[Stored data]
========================

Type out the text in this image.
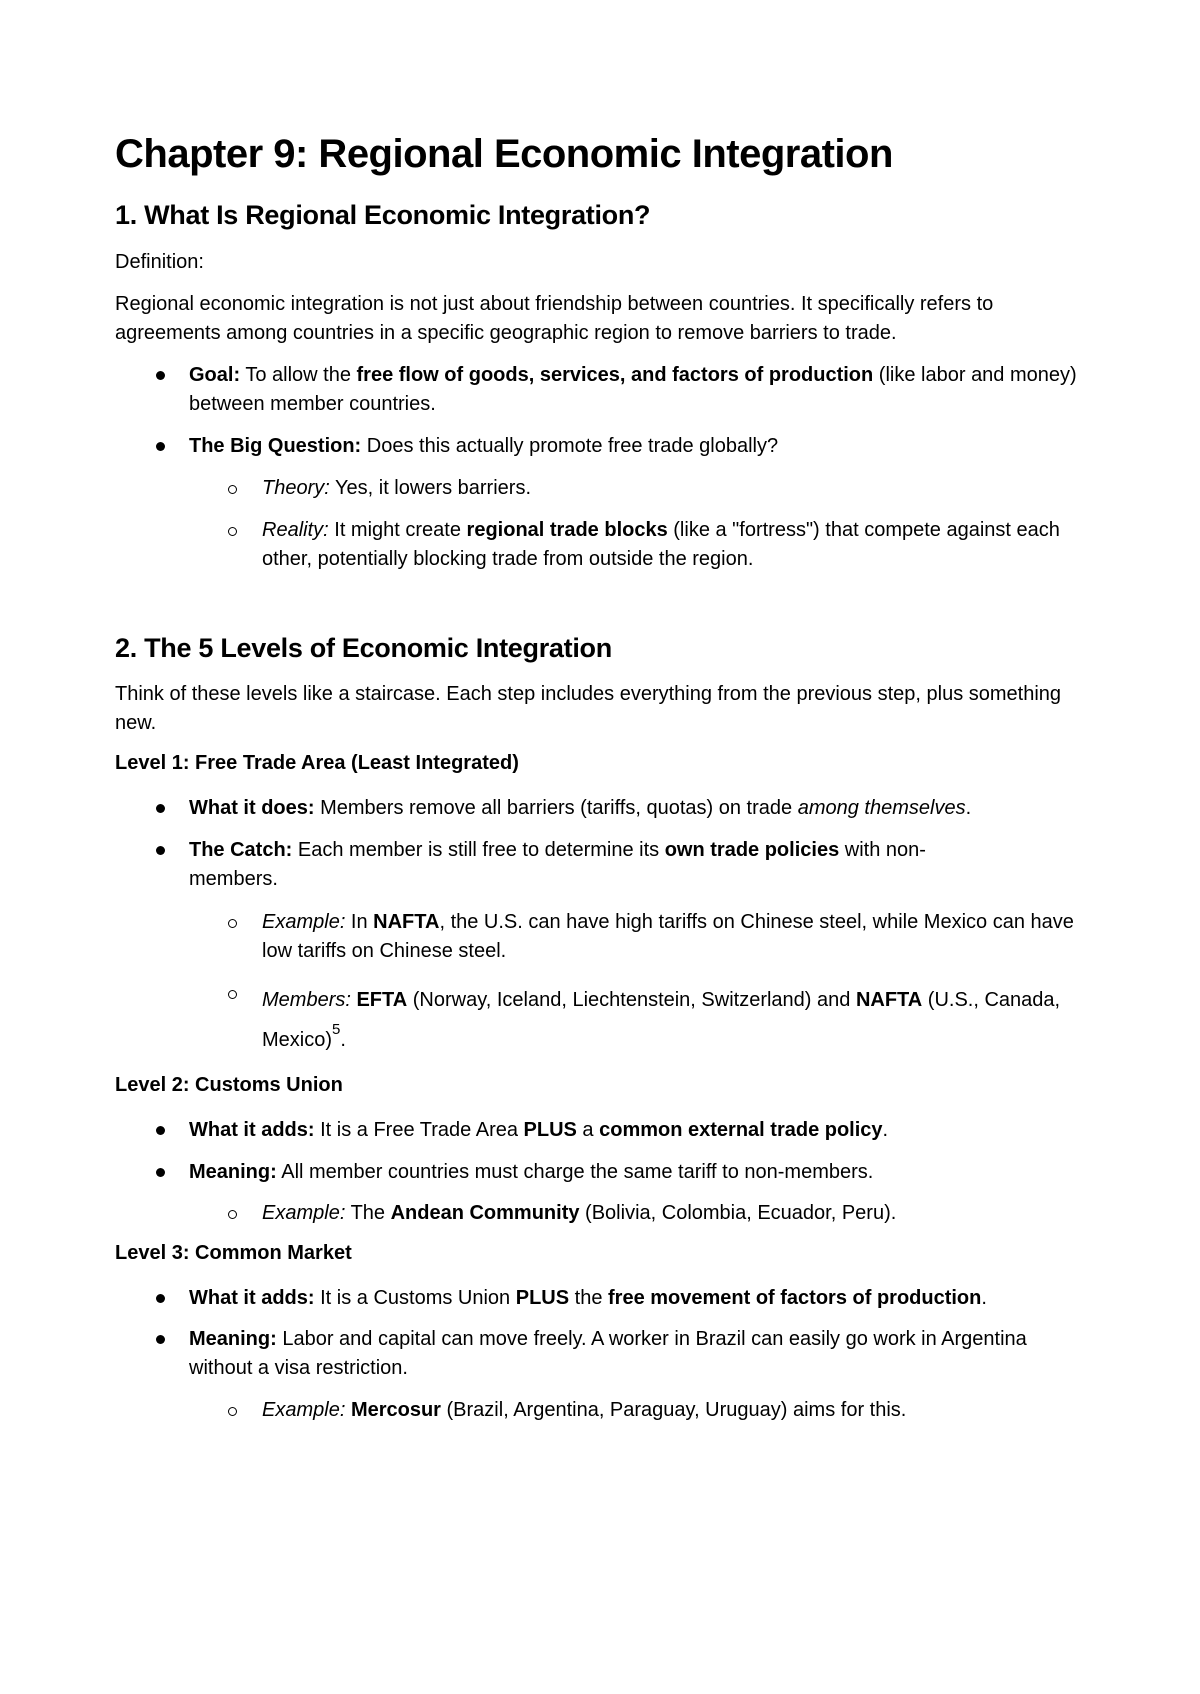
Chapter 9: Regional Economic Integration
1. What Is Regional Economic Integration?

Definition:

Regional economic integration is not just about friendship between countries. It specifically refers to agreements among countries in a specific geographic region to remove barriers to trade.

Goal: To allow the free flow of goods, services, and factors of production (like labor and money) between member countries.

The Big Question: Does this actually promote free trade globally?

Theory: Yes, it lowers barriers.

Reality: It might create regional trade blocks (like a "fortress") that compete against each other, potentially blocking trade from outside the region.

2. The 5 Levels of Economic Integration

Think of these levels like a staircase. Each step includes everything from the previous step, plus something new.

Level 1: Free Trade Area (Least Integrated)

What it does: Members remove all barriers (tariffs, quotas) on trade among themselves.

The Catch: Each member is still free to determine its own trade policies with non-members.

Example: In NAFTA, the U.S. can have high tariffs on Chinese steel, while Mexico can have low tariffs on Chinese steel.

Members: EFTA (Norway, Iceland, Liechtenstein, Switzerland) and NAFTA (U.S., Canada, Mexico)$^5$.

Level 2: Customs Union

What it adds: It is a Free Trade Area PLUS a common external trade policy.

Meaning: All member countries must charge the same tariff to non-members.

Example: The Andean Community (Bolivia, Colombia, Ecuador, Peru).

Level 3: Common Market

What it adds: It is a Customs Union PLUS the free movement of factors of production.

Meaning: Labor and capital can move freely. A worker in Brazil can easily go work in Argentina without a visa restriction.

Example: Mercosur (Brazil, Argentina, Paraguay, Uruguay) aims for this.
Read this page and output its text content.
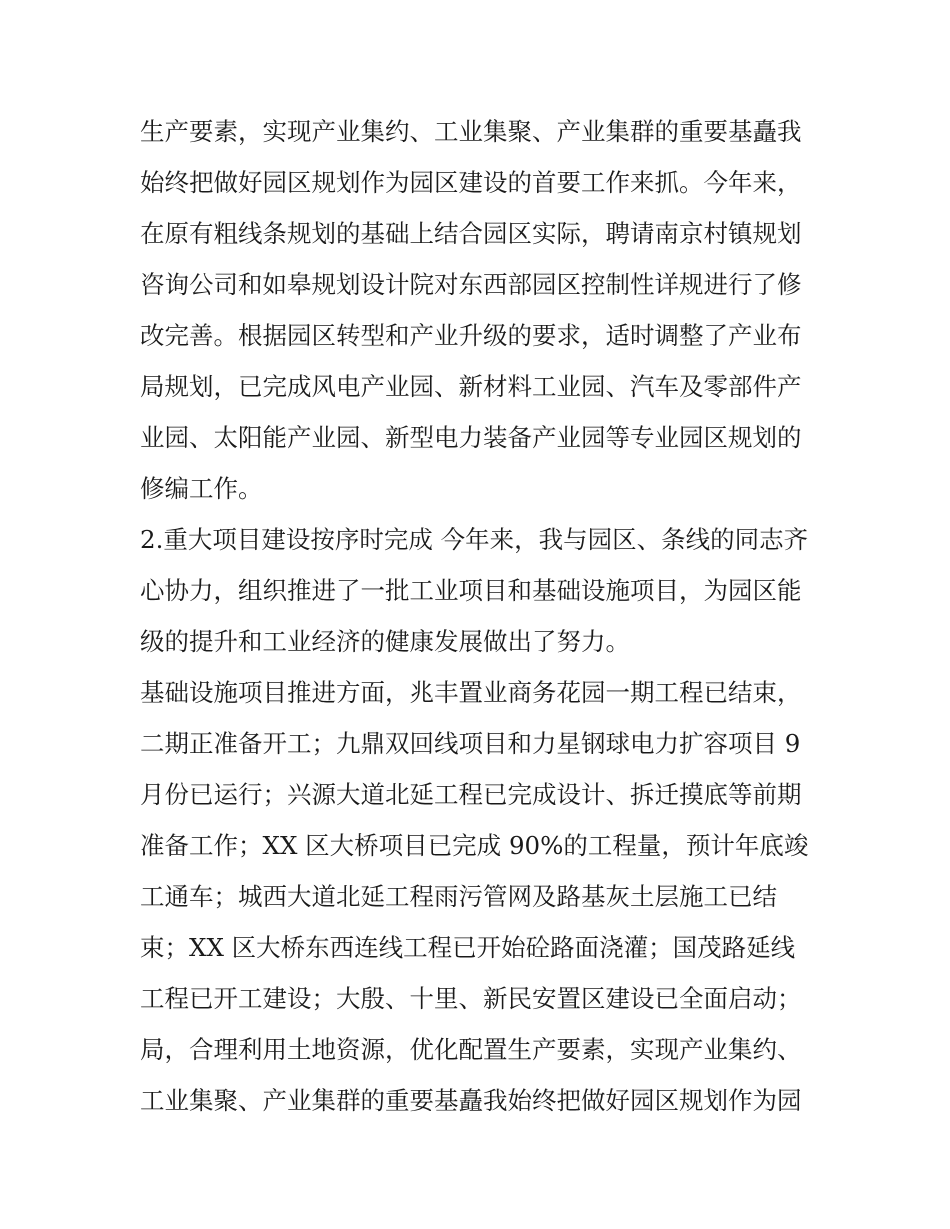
生产要素，实现产业集约、工业集聚、产业集群的重要基矗我
始终把做好园区规划作为园区建设的首要工作来抓。今年来，
在原有粗线条规划的基础上结合园区实际，聘请南京村镇规划
咨询公司和如皋规划设计院对东西部园区控制性详规进行了修
改完善。根据园区转型和产业升级的要求，适时调整了产业布
局规划，已完成风电产业园、新材料工业园、汽车及零部件产
业园、太阳能产业园、新型电力装备产业园等专业园区规划的
修编工作。
2.重大项目建设按序时完成 今年来，我与园区、条线的同志齐
心协力，组织推进了一批工业项目和基础设施项目，为园区能
级的提升和工业经济的健康发展做出了努力。
基础设施项目推进方面，兆丰置业商务花园一期工程已结束，
二期正准备开工；九鼎双回线项目和力星钢球电力扩容项目 9
月份已运行；兴源大道北延工程已完成设计、拆迁摸底等前期
准备工作；XX 区大桥项目已完成 90%的工程量，预计年底竣
工通车；城西大道北延工程雨污管网及路基灰土层施工已结
束；XX 区大桥东西连线工程已开始砼路面浇灌；国茂路延线
工程已开工建设；大殷、十里、新民安置区建设已全面启动；
局，合理利用土地资源，优化配置生产要素，实现产业集约、
工业集聚、产业集群的重要基矗我始终把做好园区规划作为园
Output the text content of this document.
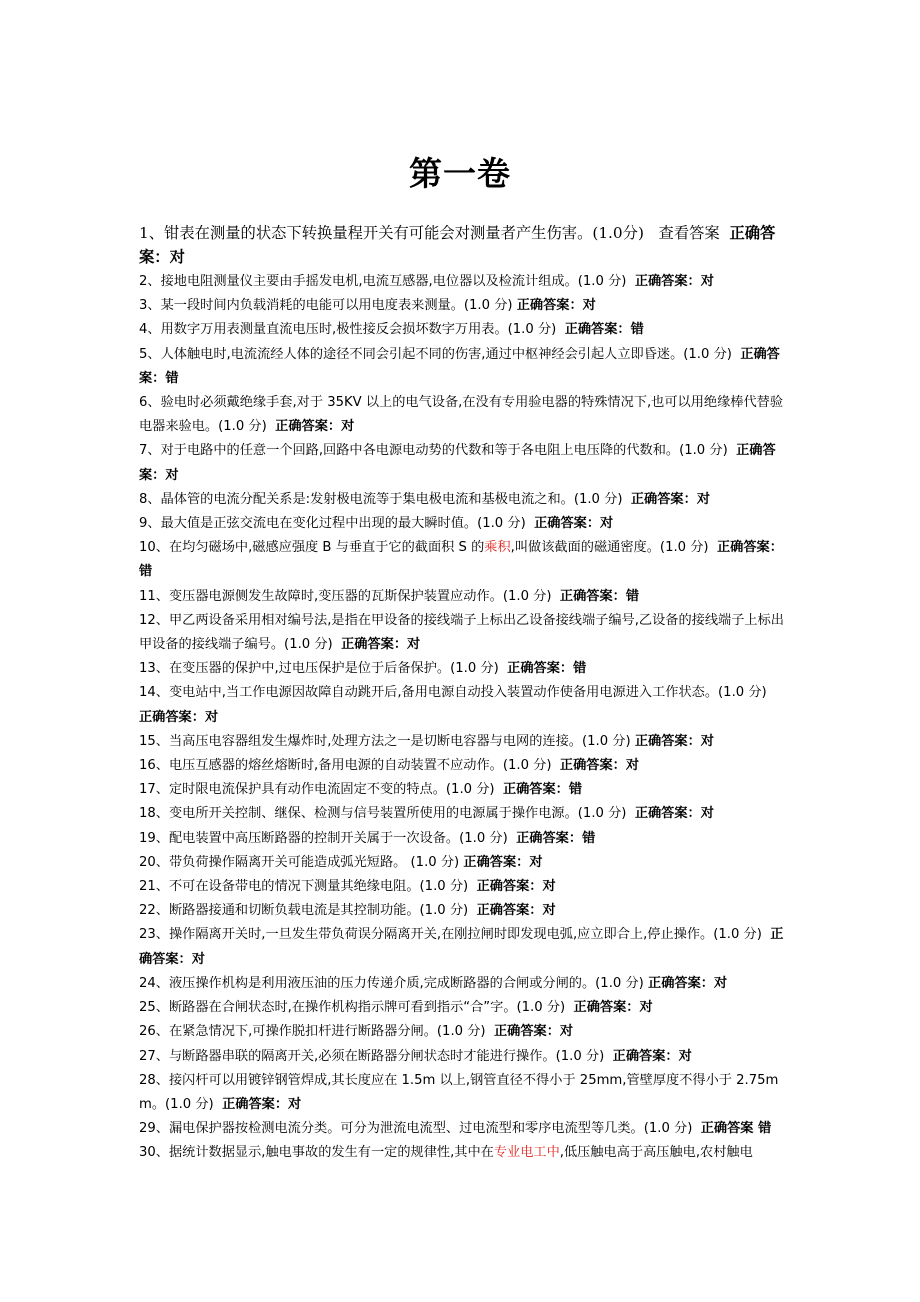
第一卷

1、钳表在测量的状态下转换量程开关有可能会对测量者产生伤害。(1.0分) 查看答案 正确答案：对

2、接地电阻测量仪主要由手摇发电机,电流互感器,电位器以及检流计组成。(1.0 分) 正确答案：对

3、某一段时间内负载消耗的电能可以用电度表来测量。(1.0 分) 正确答案：对

4、用数字万用表测量直流电压时,极性接反会损坏数字万用表。(1.0 分) 正确答案：错

5、人体触电时,电流流经人体的途径不同会引起不同的伤害,通过中枢神经会引起人立即昏迷。(1.0 分) 正确答案：错

6、验电时必须戴绝缘手套,对于 35KV 以上的电气设备,在没有专用验电器的特殊情况下,也可以用绝缘棒代替验电器来验电。(1.0 分) 正确答案：对

7、对于电路中的任意一个回路,回路中各电源电动势的代数和等于各电阻上电压降的代数和。(1.0 分) 正确答案：对

8、晶体管的电流分配关系是:发射极电流等于集电极电流和基极电流之和。(1.0 分) 正确答案：对

9、最大值是正弦交流电在变化过程中出现的最大瞬时值。(1.0 分) 正确答案：对

10、在均匀磁场中,磁感应强度 B 与垂直于它的截面积 S 的乘积,叫做该截面的磁通密度。(1.0 分) 正确答案：错

11、变压器电源侧发生故障时,变压器的瓦斯保护装置应动作。(1.0 分) 正确答案：错

12、甲乙两设备采用相对编号法,是指在甲设备的接线端子上标出乙设备接线端子编号,乙设备的接线端子上标出甲设备的接线端子编号。(1.0 分) 正确答案：对

13、在变压器的保护中,过电压保护是位于后备保护。(1.0 分) 正确答案：错

14、变电站中,当工作电源因故障自动跳开后,备用电源自动投入装置动作使备用电源进入工作状态。(1.0 分)  正确答案：对

15、当高压电容器组发生爆炸时,处理方法之一是切断电容器与电网的连接。(1.0 分) 正确答案：对

16、电压互感器的熔丝熔断时,备用电源的自动装置不应动作。(1.0 分) 正确答案：对

17、定时限电流保护具有动作电流固定不变的特点。(1.0 分) 正确答案：错

18、变电所开关控制、继保、检测与信号装置所使用的电源属于操作电源。(1.0 分) 正确答案：对

19、配电装置中高压断路器的控制开关属于一次设备。(1.0 分) 正确答案：错

20、带负荷操作隔离开关可能造成弧光短路。 (1.0 分) 正确答案：对

21、不可在设备带电的情况下测量其绝缘电阻。(1.0 分) 正确答案：对

22、断路器接通和切断负载电流是其控制功能。(1.0 分) 正确答案：对

23、操作隔离开关时,一旦发生带负荷误分隔离开关,在刚拉闸时即发现电弧,应立即合上,停止操作。(1.0 分) 正确答案：对

24、液压操作机构是利用液压油的压力传递介质,完成断路器的合闸或分闸的。(1.0 分) 正确答案：对

25、断路器在合闸状态时,在操作机构指示牌可看到指示“合”字。(1.0 分) 正确答案：对

26、在紧急情况下,可操作脱扣杆进行断路器分闸。(1.0 分) 正确答案：对

27、与断路器串联的隔离开关,必须在断路器分闸状态时才能进行操作。(1.0 分) 正确答案：对

28、接闪杆可以用镀锌钢管焊成,其长度应在 1.5m 以上,钢管直径不得小于 25mm,管壁厚度不得小于 2.75mm。(1.0 分) 正确答案：对

29、漏电保护器按检测电流分类。可分为泄流电流型、过电流型和零序电流型等几类。(1.0 分) 正确答案 错

30、据统计数据显示,触电事故的发生有一定的规律性,其中在专业电工中,低压触电高于高压触电,农村触电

========================

## PROBLEM DESCRIPTION:
Quote every record above exactly, leaving out the pictures.

## EXPECTED OUTPUT:
Type out the text in this image.
Chapter 9: Regional Economic Integration
1. What Is Regional Economic Integration?

Definition:

Regional economic integration is not just about friendship between countries. It specifically refers to agreements among countries in a specific geographic region to remove barriers to trade.

Goal: To allow the free flow of goods, services, and factors of production (like labor and money) between member countries.

The Big Question: Does this actually promote free trade globally?

Theory: Yes, it lowers barriers.

Reality: It might create regional trade blocks (like a "fortress") that compete against each other, potentially blocking trade from outside the region.

2. The 5 Levels of Economic Integration

Think of these levels like a staircase. Each step includes everything from the previous step, plus something new.

Level 1: Free Trade Area (Least Integrated)

What it does: Members remove all barriers (tariffs, quotas) on trade among themselves.

The Catch: Each member is still free to determine its own trade policies with non-members.

Example: In NAFTA, the U.S. can have high tariffs on Chinese steel, while Mexico can have low tariffs on Chinese steel.

Members: EFTA (Norway, Iceland, Liechtenstein, Switzerland) and NAFTA (U.S., Canada, Mexico)$^5$.

Level 2: Customs Union

What it adds: It is a Free Trade Area PLUS a common external trade policy.

Meaning: All member countries must charge the same tariff to non-members.

Example: The Andean Community (Bolivia, Colombia, Ecuador, Peru).

Level 3: Common Market

What it adds: It is a Customs Union PLUS the free movement of factors of production.

Meaning: Labor and capital can move freely. A worker in Brazil can easily go work in Argentina without a visa restriction.

Example: Mercosur (Brazil, Argentina, Paraguay, Uruguay) aims for this.
Read this page and output its text content.
生产要素，实现产业集约、工业集聚、产业集群的重要基矗我
始终把做好园区规划作为园区建设的首要工作来抓。今年来，
在原有粗线条规划的基础上结合园区实际，聘请南京村镇规划
咨询公司和如皋规划设计院对东西部园区控制性详规进行了修
改完善。根据园区转型和产业升级的要求，适时调整了产业布
局规划，已完成风电产业园、新材料工业园、汽车及零部件产
业园、太阳能产业园、新型电力装备产业园等专业园区规划的
修编工作。
2.重大项目建设按序时完成 今年来，我与园区、条线的同志齐
心协力，组织推进了一批工业项目和基础设施项目，为园区能
级的提升和工业经济的健康发展做出了努力。
基础设施项目推进方面，兆丰置业商务花园一期工程已结束，
二期正准备开工；九鼎双回线项目和力星钢球电力扩容项目 9
月份已运行；兴源大道北延工程已完成设计、拆迁摸底等前期
准备工作；XX 区大桥项目已完成 90%的工程量，预计年底竣
工通车；城西大道北延工程雨污管网及路基灰土层施工已结
束；XX 区大桥东西连线工程已开始砼路面浇灌；国茂路延线
工程已开工建设；大殷、十里、新民安置区建设已全面启动；
局，合理利用土地资源，优化配置生产要素，实现产业集约、
工业集聚、产业集群的重要基矗我始终把做好园区规划作为园
Output the text content of this document.
第一卷

1、钳表在测量的状态下转换量程开关有可能会对测量者产生伤害。(1.0分) 查看答案 正确答案：对

2、接地电阻测量仪主要由手摇发电机,电流互感器,电位器以及检流计组成。(1.0 分) 正确答案：对

3、某一段时间内负载消耗的电能可以用电度表来测量。(1.0 分) 正确答案：对

4、用数字万用表测量直流电压时,极性接反会损坏数字万用表。(1.0 分) 正确答案：错

5、人体触电时,电流流经人体的途径不同会引起不同的伤害,通过中枢神经会引起人立即昏迷。(1.0 分) 正确答案：错

6、验电时必须戴绝缘手套,对于 35KV 以上的电气设备,在没有专用验电器的特殊情况下,也可以用绝缘棒代替验电器来验电。(1.0 分) 正确答案：对

7、对于电路中的任意一个回路,回路中各电源电动势的代数和等于各电阻上电压降的代数和。(1.0 分) 正确答案：对

8、晶体管的电流分配关系是:发射极电流等于集电极电流和基极电流之和。(1.0 分) 正确答案：对

9、最大值是正弦交流电在变化过程中出现的最大瞬时值。(1.0 分) 正确答案：对

10、在均匀磁场中,磁感应强度 B 与垂直于它的截面积 S 的乘积,叫做该截面的磁通密度。(1.0 分) 正确答案：错

11、变压器电源侧发生故障时,变压器的瓦斯保护装置应动作。(1.0 分) 正确答案：错

12、甲乙两设备采用相对编号法,是指在甲设备的接线端子上标出乙设备接线端子编号,乙设备的接线端子上标出甲设备的接线端子编号。(1.0 分) 正确答案：对

13、在变压器的保护中,过电压保护是位于后备保护。(1.0 分) 正确答案：错

14、变电站中,当工作电源因故障自动跳开后,备用电源自动投入装置动作使备用电源进入工作状态。(1.0 分)  正确答案：对

15、当高压电容器组发生爆炸时,处理方法之一是切断电容器与电网的连接。(1.0 分) 正确答案：对

16、电压互感器的熔丝熔断时,备用电源的自动装置不应动作。(1.0 分) 正确答案：对

17、定时限电流保护具有动作电流固定不变的特点。(1.0 分) 正确答案：错

18、变电所开关控制、继保、检测与信号装置所使用的电源属于操作电源。(1.0 分) 正确答案：对

19、配电装置中高压断路器的控制开关属于一次设备。(1.0 分) 正确答案：错

20、带负荷操作隔离开关可能造成弧光短路。 (1.0 分) 正确答案：对

21、不可在设备带电的情况下测量其绝缘电阻。(1.0 分) 正确答案：对

22、断路器接通和切断负载电流是其控制功能。(1.0 分) 正确答案：对

23、操作隔离开关时,一旦发生带负荷误分隔离开关,在刚拉闸时即发现电弧,应立即合上,停止操作。(1.0 分) 正确答案：对

24、液压操作机构是利用液压油的压力传递介质,完成断路器的合闸或分闸的。(1.0 分) 正确答案：对

25、断路器在合闸状态时,在操作机构指示牌可看到指示“合”字。(1.0 分) 正确答案：对

26、在紧急情况下,可操作脱扣杆进行断路器分闸。(1.0 分) 正确答案：对

27、与断路器串联的隔离开关,必须在断路器分闸状态时才能进行操作。(1.0 分) 正确答案：对

28、接闪杆可以用镀锌钢管焊成,其长度应在 1.5m 以上,钢管直径不得小于 25mm,管壁厚度不得小于 2.75mm。(1.0 分) 正确答案：对

29、漏电保护器按检测电流分类。可分为泄流电流型、过电流型和零序电流型等几类。(1.0 分) 正确答案 错

30、据统计数据显示,触电事故的发生有一定的规律性,其中在专业电工中,低压触电高于高压触电,农村触电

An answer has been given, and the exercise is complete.